======== Source document

On 12/24/20 8:34 PM, buz.hr...@seznam.cz wrote:
Hi Debian people ;-),
After having some issues with Fedora last year I decided to reinstall all my
servers to Debian 10. I'm supper happy with Debian except one repeating issue I
have with QEMU-KVM hosts that is very difficult to reproduce so I would like to
discuss it first before I open a new bug. Could you please discuss it with me?
;-)
I noticed that when I run VMs for a long period of time (a couple of days) one
or multiple VMs quite often stuck. It is not possible to connect the stuck VMs
using virt-manager and their serial consoles don't respond.
It is not possible to shut them down ("virsh shutdown vm"). Sometimes the stuck VMs can be powered
down ("virsh destroy vm") but in most cases "virsh destroy" doesn't work. In that case
the only thing to do is to shut down rest of running VMs (that do respond) and reboot the host.
From my past experience, we had had very similar issue on old Ubuntu,
which had chance to show hung tasks and extremely low IO performance
after snapshot been made.

================
======== Data supplied

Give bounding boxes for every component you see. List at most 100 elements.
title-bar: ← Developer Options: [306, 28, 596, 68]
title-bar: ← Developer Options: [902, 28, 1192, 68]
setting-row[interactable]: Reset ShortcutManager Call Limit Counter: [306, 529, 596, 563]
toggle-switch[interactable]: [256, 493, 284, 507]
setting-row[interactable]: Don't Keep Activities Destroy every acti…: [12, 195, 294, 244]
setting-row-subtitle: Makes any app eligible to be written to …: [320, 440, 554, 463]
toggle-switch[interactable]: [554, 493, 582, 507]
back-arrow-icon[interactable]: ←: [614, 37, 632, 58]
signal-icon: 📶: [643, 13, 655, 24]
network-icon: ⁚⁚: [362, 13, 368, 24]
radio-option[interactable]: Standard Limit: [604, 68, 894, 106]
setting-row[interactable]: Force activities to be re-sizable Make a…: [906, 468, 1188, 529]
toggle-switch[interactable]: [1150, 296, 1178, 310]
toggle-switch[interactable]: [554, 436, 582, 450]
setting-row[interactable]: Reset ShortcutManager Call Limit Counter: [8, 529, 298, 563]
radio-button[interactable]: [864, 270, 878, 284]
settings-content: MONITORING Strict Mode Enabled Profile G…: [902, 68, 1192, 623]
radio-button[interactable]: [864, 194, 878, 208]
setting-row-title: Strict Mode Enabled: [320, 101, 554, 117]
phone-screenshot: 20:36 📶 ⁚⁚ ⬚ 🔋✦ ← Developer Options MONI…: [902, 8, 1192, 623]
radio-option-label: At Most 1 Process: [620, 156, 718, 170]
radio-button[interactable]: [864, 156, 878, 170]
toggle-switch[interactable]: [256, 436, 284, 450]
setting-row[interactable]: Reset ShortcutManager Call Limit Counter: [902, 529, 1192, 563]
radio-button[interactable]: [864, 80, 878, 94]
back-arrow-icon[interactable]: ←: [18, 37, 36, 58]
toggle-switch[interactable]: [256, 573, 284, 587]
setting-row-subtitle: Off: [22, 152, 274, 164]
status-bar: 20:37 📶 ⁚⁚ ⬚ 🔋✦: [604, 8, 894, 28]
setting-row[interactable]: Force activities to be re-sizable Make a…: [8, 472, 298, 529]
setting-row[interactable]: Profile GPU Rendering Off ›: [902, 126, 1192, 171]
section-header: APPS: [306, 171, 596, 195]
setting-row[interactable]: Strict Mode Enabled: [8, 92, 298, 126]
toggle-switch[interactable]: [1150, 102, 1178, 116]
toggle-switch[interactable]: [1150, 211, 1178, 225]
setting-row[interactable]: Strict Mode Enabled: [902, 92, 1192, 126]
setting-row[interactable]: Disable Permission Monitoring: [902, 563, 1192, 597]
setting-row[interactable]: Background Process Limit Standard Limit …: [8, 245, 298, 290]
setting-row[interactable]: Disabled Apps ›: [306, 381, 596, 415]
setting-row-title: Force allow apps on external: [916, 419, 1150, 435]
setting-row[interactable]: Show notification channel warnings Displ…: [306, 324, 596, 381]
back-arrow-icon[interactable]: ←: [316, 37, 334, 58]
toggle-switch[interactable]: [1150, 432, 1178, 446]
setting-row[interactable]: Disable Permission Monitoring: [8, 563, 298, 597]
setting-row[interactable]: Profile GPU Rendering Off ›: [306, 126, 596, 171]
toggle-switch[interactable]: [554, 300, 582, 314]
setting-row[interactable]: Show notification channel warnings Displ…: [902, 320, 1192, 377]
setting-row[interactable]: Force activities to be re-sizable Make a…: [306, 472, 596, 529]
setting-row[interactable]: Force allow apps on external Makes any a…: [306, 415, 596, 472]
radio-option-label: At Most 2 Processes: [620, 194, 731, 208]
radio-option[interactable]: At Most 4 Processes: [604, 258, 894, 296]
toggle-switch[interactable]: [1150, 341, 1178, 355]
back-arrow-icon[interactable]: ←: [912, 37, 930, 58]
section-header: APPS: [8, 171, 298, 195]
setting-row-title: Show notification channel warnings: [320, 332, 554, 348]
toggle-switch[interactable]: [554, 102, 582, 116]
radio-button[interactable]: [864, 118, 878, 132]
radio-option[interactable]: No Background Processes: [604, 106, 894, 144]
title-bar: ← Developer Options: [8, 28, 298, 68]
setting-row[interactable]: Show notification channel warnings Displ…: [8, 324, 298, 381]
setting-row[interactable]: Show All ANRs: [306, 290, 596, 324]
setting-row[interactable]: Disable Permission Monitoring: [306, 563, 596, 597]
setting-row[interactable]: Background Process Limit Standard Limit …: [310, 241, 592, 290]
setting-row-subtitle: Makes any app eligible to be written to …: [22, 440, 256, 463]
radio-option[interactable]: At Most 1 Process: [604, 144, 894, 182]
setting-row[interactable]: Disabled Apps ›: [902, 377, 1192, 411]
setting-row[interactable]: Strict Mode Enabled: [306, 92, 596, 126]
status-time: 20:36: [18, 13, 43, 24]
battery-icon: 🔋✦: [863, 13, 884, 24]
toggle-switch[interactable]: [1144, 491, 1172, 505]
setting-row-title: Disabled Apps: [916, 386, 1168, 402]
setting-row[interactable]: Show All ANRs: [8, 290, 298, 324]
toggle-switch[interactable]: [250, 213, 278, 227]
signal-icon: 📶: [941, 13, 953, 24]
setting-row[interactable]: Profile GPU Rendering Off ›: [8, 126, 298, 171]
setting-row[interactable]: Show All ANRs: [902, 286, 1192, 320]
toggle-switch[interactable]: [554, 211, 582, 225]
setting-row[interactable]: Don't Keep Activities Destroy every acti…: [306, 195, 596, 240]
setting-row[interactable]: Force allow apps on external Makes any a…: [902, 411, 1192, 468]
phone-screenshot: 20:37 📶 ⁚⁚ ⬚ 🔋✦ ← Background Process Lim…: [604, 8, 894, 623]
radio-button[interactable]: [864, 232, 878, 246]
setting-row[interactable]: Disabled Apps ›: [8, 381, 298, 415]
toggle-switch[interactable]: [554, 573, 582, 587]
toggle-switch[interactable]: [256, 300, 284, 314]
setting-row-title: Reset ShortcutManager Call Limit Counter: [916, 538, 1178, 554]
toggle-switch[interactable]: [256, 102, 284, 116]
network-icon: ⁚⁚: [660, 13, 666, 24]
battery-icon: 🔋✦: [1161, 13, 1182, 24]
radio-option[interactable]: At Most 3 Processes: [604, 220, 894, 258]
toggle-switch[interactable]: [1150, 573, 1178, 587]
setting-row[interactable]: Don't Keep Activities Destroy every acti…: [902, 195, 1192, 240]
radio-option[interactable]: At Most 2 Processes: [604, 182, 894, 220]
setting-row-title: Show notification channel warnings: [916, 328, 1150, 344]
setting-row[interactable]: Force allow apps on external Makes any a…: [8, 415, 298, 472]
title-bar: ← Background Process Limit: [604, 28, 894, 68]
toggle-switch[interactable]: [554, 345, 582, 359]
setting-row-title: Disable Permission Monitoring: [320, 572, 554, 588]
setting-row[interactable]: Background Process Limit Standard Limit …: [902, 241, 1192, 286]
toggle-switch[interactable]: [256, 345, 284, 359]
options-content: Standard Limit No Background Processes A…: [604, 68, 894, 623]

================
======== Data supplied

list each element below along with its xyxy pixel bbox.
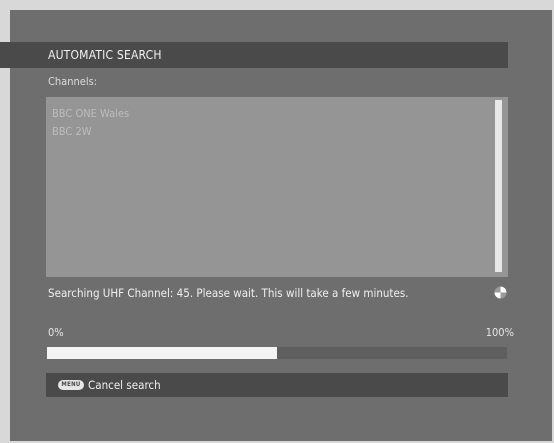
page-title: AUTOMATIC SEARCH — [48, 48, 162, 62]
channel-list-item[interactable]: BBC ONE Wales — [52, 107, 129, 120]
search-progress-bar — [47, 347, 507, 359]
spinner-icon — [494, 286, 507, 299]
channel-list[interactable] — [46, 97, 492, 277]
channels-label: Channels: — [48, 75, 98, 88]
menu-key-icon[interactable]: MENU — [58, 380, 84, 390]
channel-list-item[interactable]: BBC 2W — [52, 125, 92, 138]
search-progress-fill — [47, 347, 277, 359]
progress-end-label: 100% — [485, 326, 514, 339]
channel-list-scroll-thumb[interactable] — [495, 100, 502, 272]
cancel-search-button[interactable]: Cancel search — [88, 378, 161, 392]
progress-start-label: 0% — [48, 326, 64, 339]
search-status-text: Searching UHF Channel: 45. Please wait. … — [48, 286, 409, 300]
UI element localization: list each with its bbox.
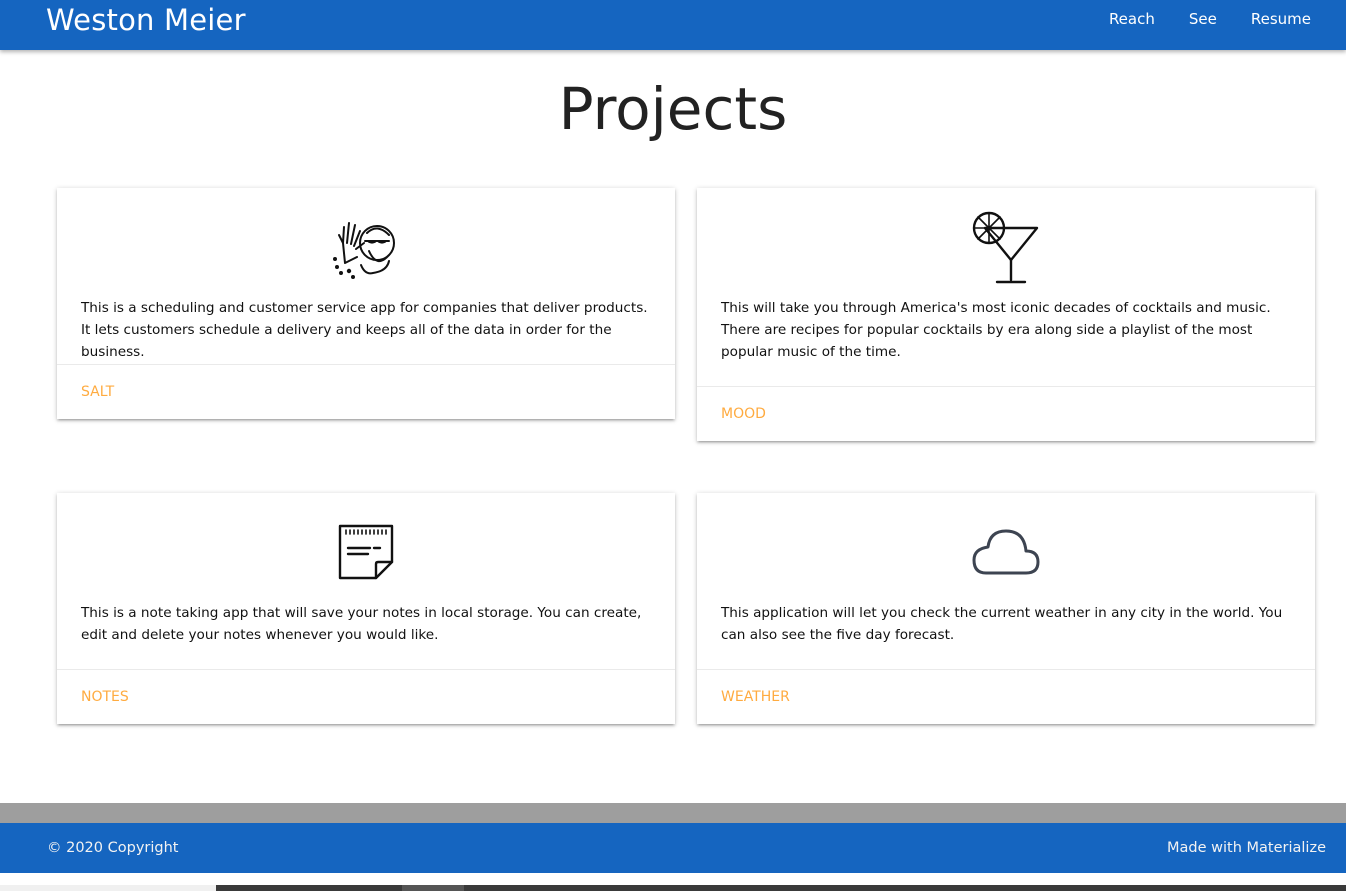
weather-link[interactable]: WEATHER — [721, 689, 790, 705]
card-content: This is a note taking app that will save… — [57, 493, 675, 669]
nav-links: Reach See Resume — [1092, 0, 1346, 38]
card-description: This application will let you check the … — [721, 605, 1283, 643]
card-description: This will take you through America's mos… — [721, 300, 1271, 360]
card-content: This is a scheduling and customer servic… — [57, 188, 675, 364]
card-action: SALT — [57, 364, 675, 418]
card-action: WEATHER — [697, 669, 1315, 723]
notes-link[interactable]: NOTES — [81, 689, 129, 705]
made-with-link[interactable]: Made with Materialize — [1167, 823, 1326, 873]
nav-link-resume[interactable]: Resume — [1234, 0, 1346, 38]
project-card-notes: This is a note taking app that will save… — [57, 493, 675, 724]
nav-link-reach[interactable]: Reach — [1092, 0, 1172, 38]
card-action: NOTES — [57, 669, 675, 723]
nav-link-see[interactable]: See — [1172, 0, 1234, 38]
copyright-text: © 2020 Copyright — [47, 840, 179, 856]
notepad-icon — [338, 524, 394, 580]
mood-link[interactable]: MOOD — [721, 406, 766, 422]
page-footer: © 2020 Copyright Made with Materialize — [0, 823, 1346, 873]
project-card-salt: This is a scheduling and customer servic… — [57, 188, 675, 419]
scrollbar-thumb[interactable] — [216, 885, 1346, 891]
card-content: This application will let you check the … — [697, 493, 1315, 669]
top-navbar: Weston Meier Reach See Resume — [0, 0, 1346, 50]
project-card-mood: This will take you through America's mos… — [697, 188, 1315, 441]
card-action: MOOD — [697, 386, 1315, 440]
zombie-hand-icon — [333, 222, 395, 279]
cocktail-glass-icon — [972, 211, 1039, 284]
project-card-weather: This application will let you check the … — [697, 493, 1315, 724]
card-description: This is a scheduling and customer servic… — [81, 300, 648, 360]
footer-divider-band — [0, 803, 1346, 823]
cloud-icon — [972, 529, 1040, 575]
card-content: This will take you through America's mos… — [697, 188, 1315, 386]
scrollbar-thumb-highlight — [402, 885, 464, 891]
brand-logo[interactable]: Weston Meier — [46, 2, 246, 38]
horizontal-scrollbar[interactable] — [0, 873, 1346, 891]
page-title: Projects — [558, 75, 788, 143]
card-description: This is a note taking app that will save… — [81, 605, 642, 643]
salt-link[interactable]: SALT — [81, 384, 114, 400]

================

To-do list =
[1] Answer these questions about the post on stuck virtual machines:
(a) Which distribution had the writer used before reinstalling the servers?
(b) Which command can sometimes power down the stuck VMs?
(c) On which older system had a very similar issue occurred?
[2] Recast the records as a Markdown table with the columns Row and Line, starting with the line that contains "list each element" and going on through the line that contains "UI element localization: list". Leave out the picture markers.

Full solutions =
[1]
(a) Fedora
(b) "virsh destroy vm"
(c) Old Ubuntu

[2]
| Row | Line |
|---|---|
| 1 | list each element below along with its xyxy pixel bbox. |
| 2 | page-title: AUTOMATIC SEARCH — [48, 48, 162, 62] |
| 3 | channel-list-item[interactable]: BBC ONE Wales — [52, 107, 129, 120] |
| 4 | search-progress-bar — [47, 347, 507, 359] |
| 5 | spinner-icon — [494, 286, 507, 299] |
| 6 | channel-list[interactable] — [46, 97, 492, 277] |
| 7 | channels-label: Channels: — [48, 75, 98, 88] |
| 8 | menu-key-icon[interactable]: MENU — [58, 380, 84, 390] |
| 9 | channel-list-item[interactable]: BBC 2W — [52, 125, 92, 138] |
| 10 | search-progress-fill — [47, 347, 277, 359] |
| 11 | progress-end-label: 100% — [485, 326, 514, 339] |
| 12 | channel-list-scroll-thumb[interactable] — [495, 100, 502, 272] |
| 13 | cancel-search-button[interactable]: Cancel search — [88, 378, 161, 392] |
| 14 | progress-start-label: 0% — [48, 326, 64, 339] |
| 15 | search-status-text: Searching UHF Channel: 45. Please wait. … — [48, 286, 409, 300] |
| 16 | UI element localization: list each with its bbox. |